**WHAT THE TASK REQUIRES**
Give again only the part that opens with the line containing "settings-icon (460, 814, 478, 832)" and closes with the line containing "speed-note-text: Make the", replacing "speedometer-icon" with "gauge-icon" and leaving everything else unchanged.

======

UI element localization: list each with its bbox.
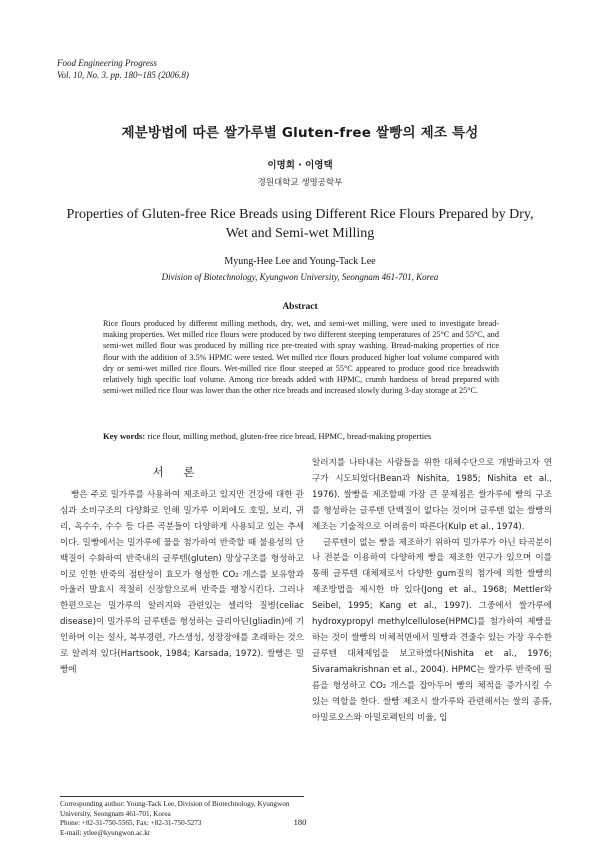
keywords-list: rice flour, milling method, gluten-free rice bread, HPMC, bread-making properties <box>145 431 432 441</box>
right-column <box>312 456 552 841</box>
body-paragraph: 알러지를 나타내는 사람들을 위한 대체수단으로 개발하고자 연구가 시도되었다(Bean과 Nishita, 1985; Nishita et al., 1976). 쌀빵을 제조할때 가장 큰 문제점은 쌀가루에 빵의 구조를 형성하는 글루텐 단백질이 없다는 것이며 글루텐 없는 쌀빵의 제조는 기술적으로 어려움이 따른다(Kulp et al., 1974). <box>312 458 552 532</box>
footnote-email: E-mail: ytlee@kyungwon.ac.kr <box>60 828 151 837</box>
english-authors: Myung-Hee Lee and Young-Tack Lee <box>224 256 376 267</box>
korean-title: 제분방법에 따른 쌀가루별 Gluten-free 쌀빵의 제조 특성 <box>121 125 479 141</box>
keywords <box>103 431 523 441</box>
page-number: 180 <box>293 817 307 827</box>
korean-affiliation: 경원대학교 생명공학부 <box>257 178 343 188</box>
body-paragraph: 글루텐이 없는 빵을 제조하기 위하여 밀가루가 아닌 타곡분이나 전분을 이용하여 다양하게 빵을 제조한 연구가 있으며 이를 통해 글루텐 대체제로서 다양한 gum질의 첨가에 의한 쌀빵의 제조방법을 제시한 바 있다(Jong et al., 1968; Mettler와 Seibel, 1995; Kang et al., 1997). 그중에서 쌀가루에 hydroxypropyl methylcellulose(HPMC)를 첨가하여 제빵을 하는 것이 쌀빵의 비체적면에서 밀빵과 견줄수 있는 가장 우수한 글루텐 대체제임을 보고하였다(Nishita et al., 1976; Sivaramakrishnan et al., 2004). HPMC는 쌀가루 반죽에 필름을 형성하고 CO₂ 개스를 잡아두어 빵의 체적을 증가시킬 수 있는 역할을 한다. 쌀빵 제조시 쌀가루와 관련해서는 쌀의 종류, 아밀로오스와 아밀로펙틴의 비율, 입 <box>312 537 552 723</box>
abstract-text: Rice flours produced by different milling methods, dry, wet, and semi-wet milling, were used to investigate bread-making properties. Wet milled rice flours were produced by two different steeping temperatures of 25°C and 55°C, and semi-wet milled flour was produced by milling rice pre-treated with spray washing. Bread-making properties of rice flour with the addition of 3.5% HPMC were tested. Wet milled rice flours produced higher loaf volume compared with dry or semi-wet milled rice flours. Wet-milled rice flour steeped at 55°C appeared to produce good rice breadswith relatively high specific loaf volume. Among rice breads added with HPMC, crumb hardness of bread prepared with semi-wet milled rice flour was lower than the other rice breads and increased slowly during 3-day storage at 25°C. <box>103 319 499 396</box>
journal-name: Food Engineering Progress <box>57 58 157 68</box>
journal-header <box>57 57 189 81</box>
english-affiliation: Division of Biotechnology, Kyungwon University, Seongnam 461-701, Korea <box>161 272 439 282</box>
footnote-author: Corresponding author: Young-Tack Lee, Division of Biotechnology, Kyungwon University, Seongnam 461-701, Korea <box>60 800 290 818</box>
body-paragraph: 빵은 주로 밀가루를 사용하여 제조하고 있지만 건강에 대한 관심과 소비구조의 다양화로 인해 밀가루 이외에도 호밀, 보리, 귀리, 옥수수, 수수 등 다른 곡분들이 다양하게 사용되고 있는 추세이다. 밀빵에서는 밀가루에 물을 첨가하여 반죽할 때 불용성의 단백질이 수화하여 반죽내의 글루텐(gluten) 망상구조를 형성하고 이로 인한 반죽의 점탄성이 효모가 형성한 CO₂ 개스를 보유함과 아울러 발효시 적절히 신장함으로써 반죽을 팽창시킨다. 그러나 한편으로는 밀가루의 알러지와 관련있는 셀리악 질병(celiac disease)이 밀가루의 글루텐을 형성하는 글리아딘(gliadin)에 기인하며 이는 설사, 복부경련, 가스생성, 성장장애를 초래하는 것으로 알려져 있다(Hartsook, 1984; Karsada, 1972). 쌀빵은 밀빵에 <box>60 490 304 675</box>
left-column <box>60 488 304 793</box>
section-title-introduction: 서 론 <box>152 465 203 479</box>
english-title: Properties of Gluten-free Rice Breads using Different Rice Flours Prepared by Dry, Wet and Semi-wet Milling <box>66 207 534 241</box>
abstract-heading: Abstract <box>282 302 318 312</box>
korean-authors: 이명희 · 이영택 <box>267 160 333 171</box>
footnote-divider <box>60 796 304 797</box>
journal-volume: Vol. 10, No. 3. pp. 180~185 (2006.8) <box>57 70 189 80</box>
footnote-phone: Phone: +82-31-750-5565, Fax: +82-31-750-5273 <box>60 819 202 828</box>
keywords-label: Key words: <box>103 431 146 441</box>
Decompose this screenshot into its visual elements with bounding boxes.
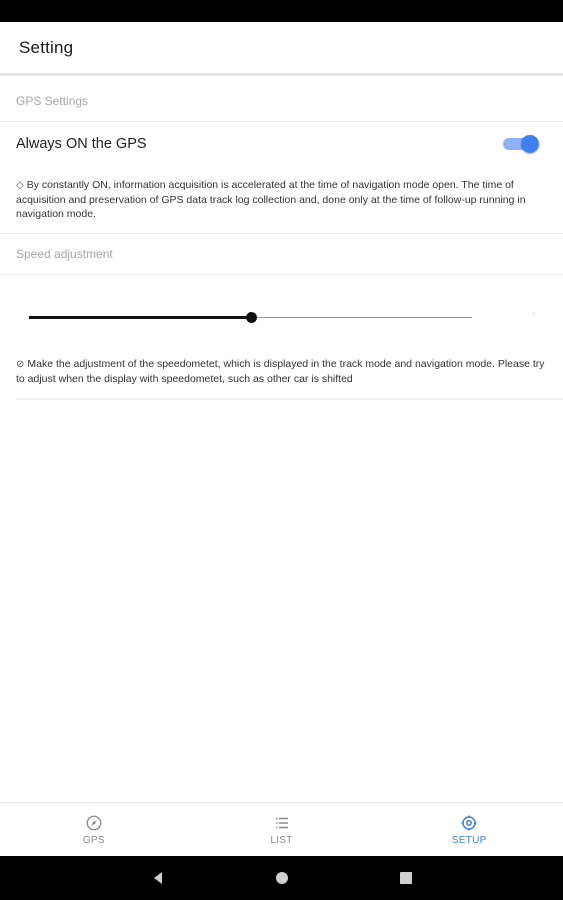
settings-icon (460, 814, 478, 832)
system-navigation-bar (0, 856, 563, 900)
home-icon (275, 871, 289, 885)
section-divider (16, 398, 563, 400)
always-on-gps-switch[interactable] (503, 134, 537, 154)
nav-item-setup[interactable] (375, 803, 563, 856)
switch-thumb[interactable] (521, 135, 539, 153)
nav-label-list: LIST (270, 834, 293, 846)
speedometer-icon: ⊘ (16, 359, 25, 370)
nav-item-gps[interactable] (0, 803, 188, 856)
always-on-gps-label: Always ON the GPS (16, 136, 147, 152)
back-icon (151, 871, 165, 885)
recents-button[interactable] (394, 866, 418, 890)
nav-item-list[interactable] (188, 803, 376, 856)
speed-note-text: Make the adjustment of the speedometet, which is displayed in the track mode and navigation mode. Please try to adjust when the display with speedometet, such as other car is shifted (16, 358, 545, 385)
bottom-navigation (0, 802, 563, 856)
gps-note-text: By constantly ON, information acquisition is accelerated at the time of navigation mode open. The time of acquisition and preservation of GPS data track log collection and, done only at the time of follow-up running in navigation mode. (16, 179, 526, 220)
slider-fill (29, 316, 251, 319)
speed-slider[interactable] (0, 272, 563, 352)
nav-label-setup: SETUP (451, 834, 487, 846)
slider-value: · (532, 308, 535, 318)
back-button[interactable] (146, 866, 170, 890)
recents-icon (399, 871, 413, 885)
list-icon (273, 814, 291, 832)
app-bar (0, 22, 563, 76)
slider-thumb[interactable] (246, 312, 257, 323)
status-bar (0, 0, 563, 22)
home-button[interactable] (270, 866, 294, 890)
speed-note (16, 357, 552, 386)
gps-settings-header: GPS Settings (0, 80, 563, 122)
page-title: Setting (19, 37, 74, 57)
gps-note (16, 178, 552, 221)
nav-label-gps: GPS (82, 834, 105, 846)
speed-adjustment-header: Speed adjustment (0, 233, 563, 275)
compass-icon (85, 814, 103, 832)
always-on-gps-row[interactable] (0, 122, 563, 166)
diamond-icon: ◇ (16, 180, 24, 191)
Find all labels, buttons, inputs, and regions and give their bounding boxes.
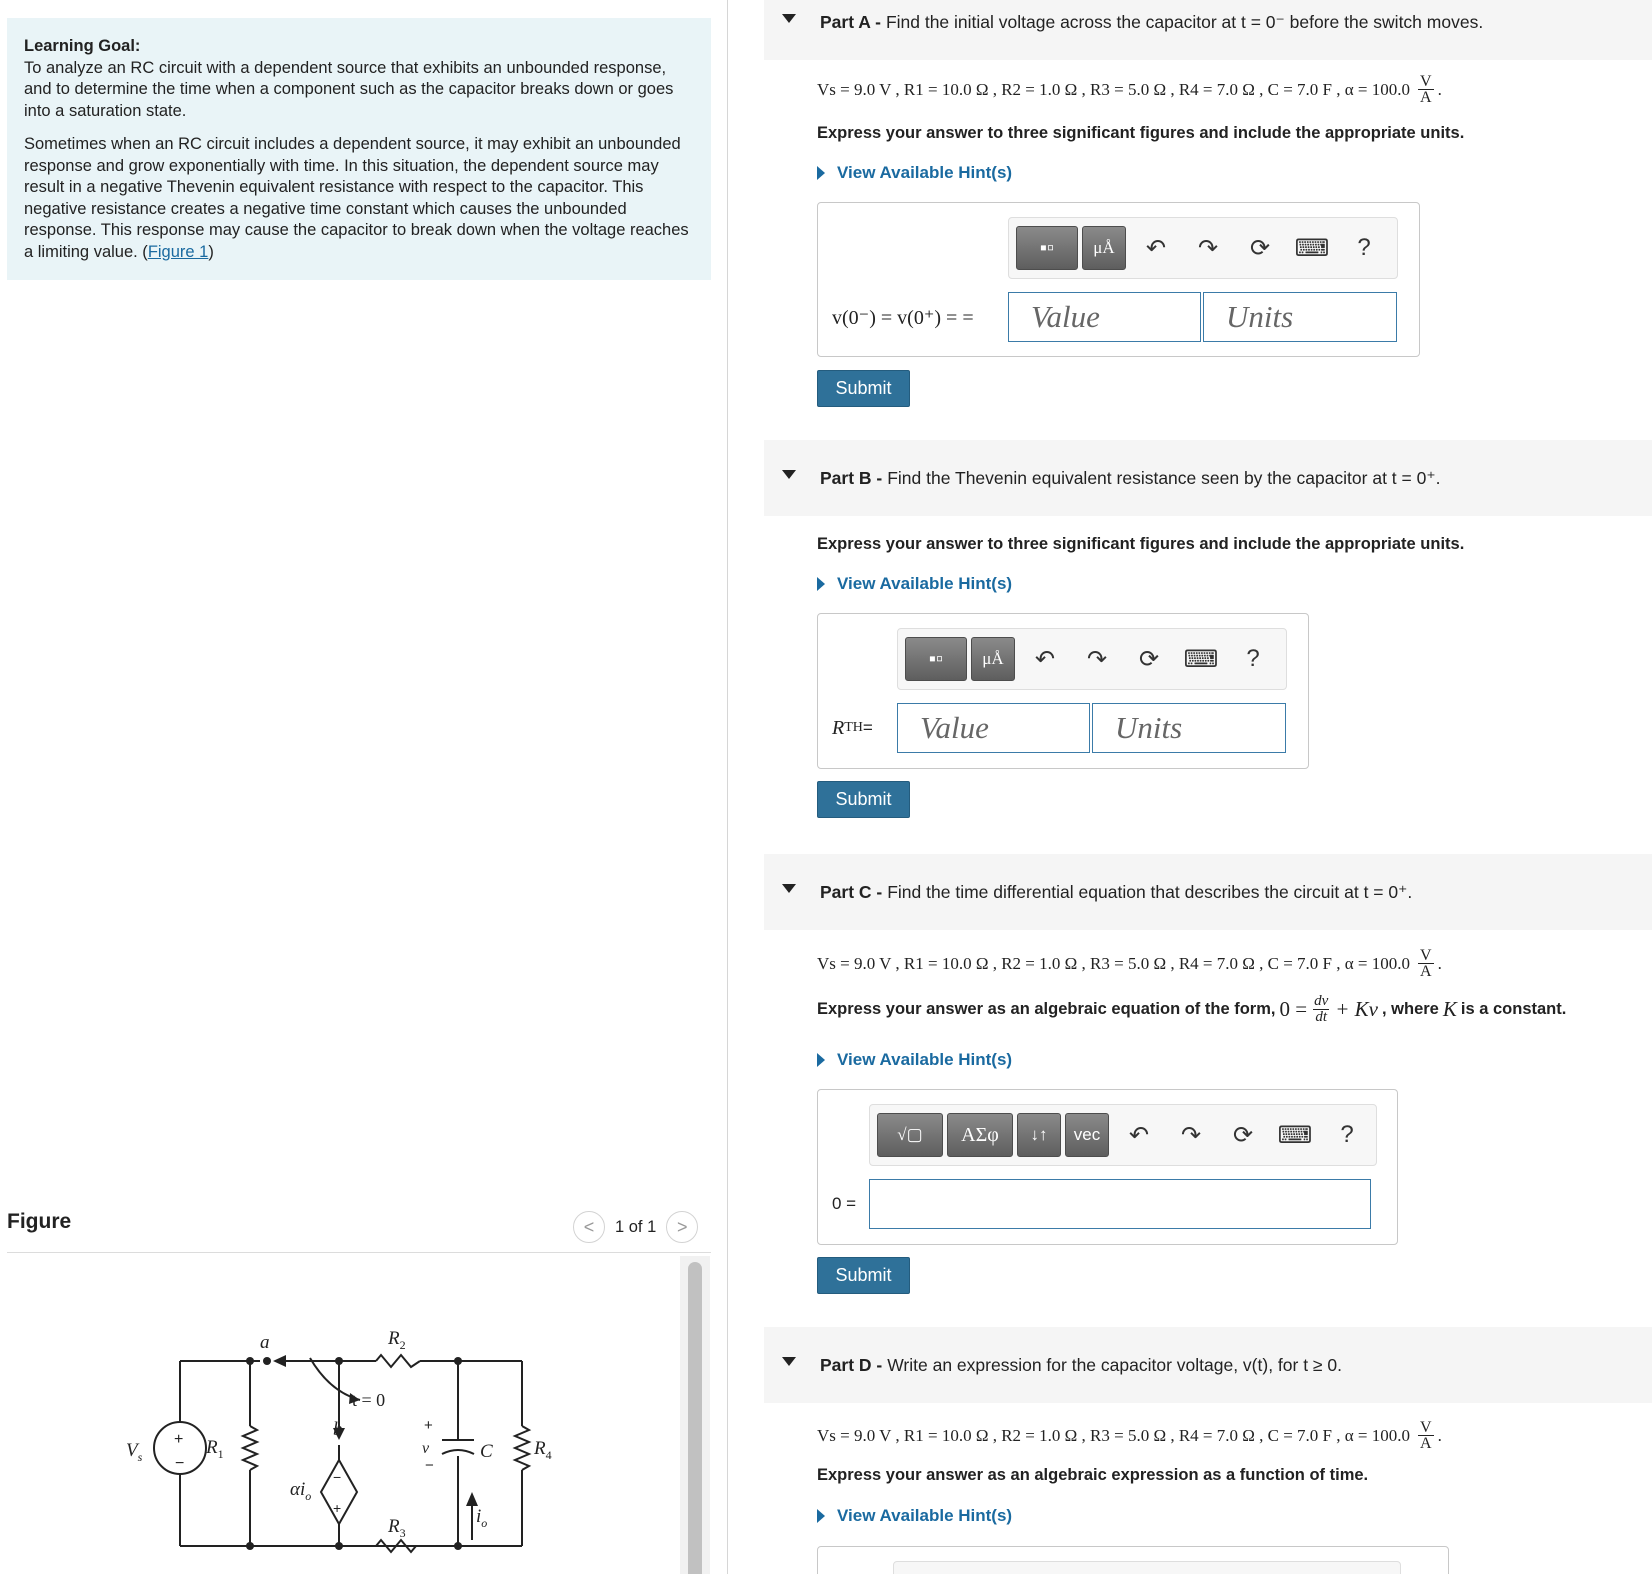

======

**TASK OUTPUT**
settings-icon (460, 814, 478, 832)
system-navigation-bar (0, 856, 563, 900)
home-icon (275, 871, 289, 885)
section-divider (16, 398, 563, 400)
always-on-gps-switch[interactable] (503, 134, 537, 154)
nav-item-setup[interactable] (375, 803, 563, 856)
switch-thumb[interactable] (521, 135, 539, 153)
nav-label-list: LIST (270, 834, 293, 846)
gauge-icon: ⊘ (16, 359, 25, 370)
nav-item-gps[interactable] (0, 803, 188, 856)
always-on-gps-label: Always ON the GPS (16, 136, 147, 152)
back-icon (151, 871, 165, 885)
recents-button[interactable] (394, 866, 418, 890)
nav-item-list[interactable] (188, 803, 376, 856)
speed-note-text: Make the adjustment of the speedometet, which is displayed in the track mode and navigation mode. Please try to adjust when the display with speedometet, such as other car is shifted (16, 358, 545, 385)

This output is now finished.